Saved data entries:

_____

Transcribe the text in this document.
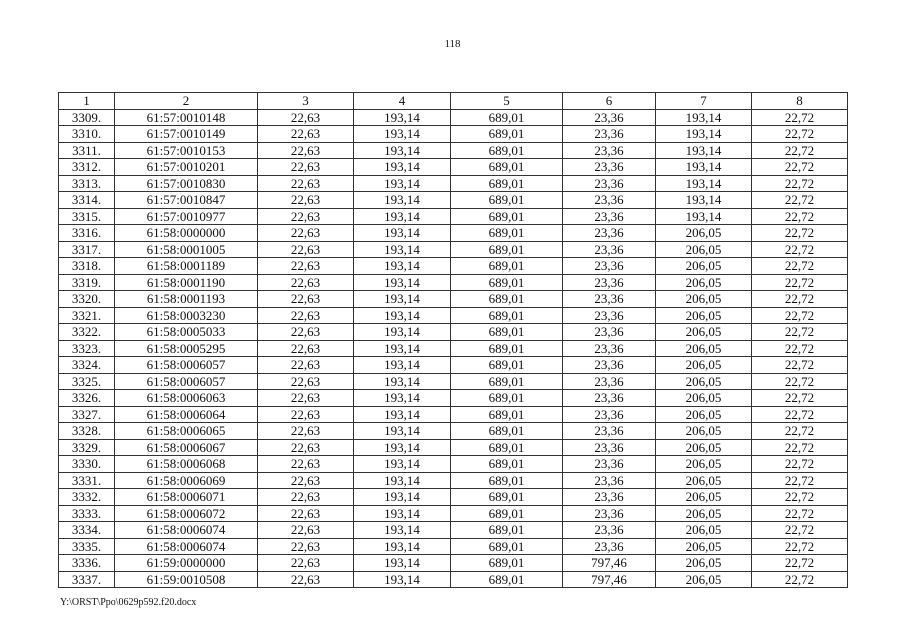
118
1	2	3	4	5	6	7	8
3309.	61:57:0010148	22,63	193,14	689,01	23,36	193,14	22,72
3310.	61:57:0010149	22,63	193,14	689,01	23,36	193,14	22,72
3311.	61:57:0010153	22,63	193,14	689,01	23,36	193,14	22,72
3312.	61:57:0010201	22,63	193,14	689,01	23,36	193,14	22,72
3313.	61:57:0010830	22,63	193,14	689,01	23,36	193,14	22,72
3314.	61:57:0010847	22,63	193,14	689,01	23,36	193,14	22,72
3315.	61:57:0010977	22,63	193,14	689,01	23,36	193,14	22,72
3316.	61:58:0000000	22,63	193,14	689,01	23,36	206,05	22,72
3317.	61:58:0001005	22,63	193,14	689,01	23,36	206,05	22,72
3318.	61:58:0001189	22,63	193,14	689,01	23,36	206,05	22,72
3319.	61:58:0001190	22,63	193,14	689,01	23,36	206,05	22,72
3320.	61:58:0001193	22,63	193,14	689,01	23,36	206,05	22,72
3321.	61:58:0003230	22,63	193,14	689,01	23,36	206,05	22,72
3322.	61:58:0005033	22,63	193,14	689,01	23,36	206,05	22,72
3323.	61:58:0005295	22,63	193,14	689,01	23,36	206,05	22,72
3324.	61:58:0006057	22,63	193,14	689,01	23,36	206,05	22,72
3325.	61:58:0006057	22,63	193,14	689,01	23,36	206,05	22,72
3326.	61:58:0006063	22,63	193,14	689,01	23,36	206,05	22,72
3327.	61:58:0006064	22,63	193,14	689,01	23,36	206,05	22,72
3328.	61:58:0006065	22,63	193,14	689,01	23,36	206,05	22,72
3329.	61:58:0006067	22,63	193,14	689,01	23,36	206,05	22,72
3330.	61:58:0006068	22,63	193,14	689,01	23,36	206,05	22,72
3331.	61:58:0006069	22,63	193,14	689,01	23,36	206,05	22,72
3332.	61:58:0006071	22,63	193,14	689,01	23,36	206,05	22,72
3333.	61:58:0006072	22,63	193,14	689,01	23,36	206,05	22,72
3334.	61:58:0006074	22,63	193,14	689,01	23,36	206,05	22,72
3335.	61:58:0006074	22,63	193,14	689,01	23,36	206,05	22,72
3336.	61:59:0000000	22,63	193,14	689,01	797,46	206,05	22,72
3337.	61:59:0010508	22,63	193,14	689,01	797,46	206,05	22,72
Y:\ORST\Ppo\0629p592.f20.docx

_____

THE EXERCISE: Copy the entries above faithfully and omit every image.

SOLUTION TO THIS TASK:
Transcribe the text in this document.
118
1	2	3	4	5	6	7	8
3309.	61:57:0010148	22,63	193,14	689,01	23,36	193,14	22,72
3310.	61:57:0010149	22,63	193,14	689,01	23,36	193,14	22,72
3311.	61:57:0010153	22,63	193,14	689,01	23,36	193,14	22,72
3312.	61:57:0010201	22,63	193,14	689,01	23,36	193,14	22,72
3313.	61:57:0010830	22,63	193,14	689,01	23,36	193,14	22,72
3314.	61:57:0010847	22,63	193,14	689,01	23,36	193,14	22,72
3315.	61:57:0010977	22,63	193,14	689,01	23,36	193,14	22,72
3316.	61:58:0000000	22,63	193,14	689,01	23,36	206,05	22,72
3317.	61:58:0001005	22,63	193,14	689,01	23,36	206,05	22,72
3318.	61:58:0001189	22,63	193,14	689,01	23,36	206,05	22,72
3319.	61:58:0001190	22,63	193,14	689,01	23,36	206,05	22,72
3320.	61:58:0001193	22,63	193,14	689,01	23,36	206,05	22,72
3321.	61:58:0003230	22,63	193,14	689,01	23,36	206,05	22,72
3322.	61:58:0005033	22,63	193,14	689,01	23,36	206,05	22,72
3323.	61:58:0005295	22,63	193,14	689,01	23,36	206,05	22,72
3324.	61:58:0006057	22,63	193,14	689,01	23,36	206,05	22,72
3325.	61:58:0006057	22,63	193,14	689,01	23,36	206,05	22,72
3326.	61:58:0006063	22,63	193,14	689,01	23,36	206,05	22,72
3327.	61:58:0006064	22,63	193,14	689,01	23,36	206,05	22,72
3328.	61:58:0006065	22,63	193,14	689,01	23,36	206,05	22,72
3329.	61:58:0006067	22,63	193,14	689,01	23,36	206,05	22,72
3330.	61:58:0006068	22,63	193,14	689,01	23,36	206,05	22,72
3331.	61:58:0006069	22,63	193,14	689,01	23,36	206,05	22,72
3332.	61:58:0006071	22,63	193,14	689,01	23,36	206,05	22,72
3333.	61:58:0006072	22,63	193,14	689,01	23,36	206,05	22,72
3334.	61:58:0006074	22,63	193,14	689,01	23,36	206,05	22,72
3335.	61:58:0006074	22,63	193,14	689,01	23,36	206,05	22,72
3336.	61:59:0000000	22,63	193,14	689,01	797,46	206,05	22,72
3337.	61:59:0010508	22,63	193,14	689,01	797,46	206,05	22,72
Y:\ORST\Ppo\0629p592.f20.docx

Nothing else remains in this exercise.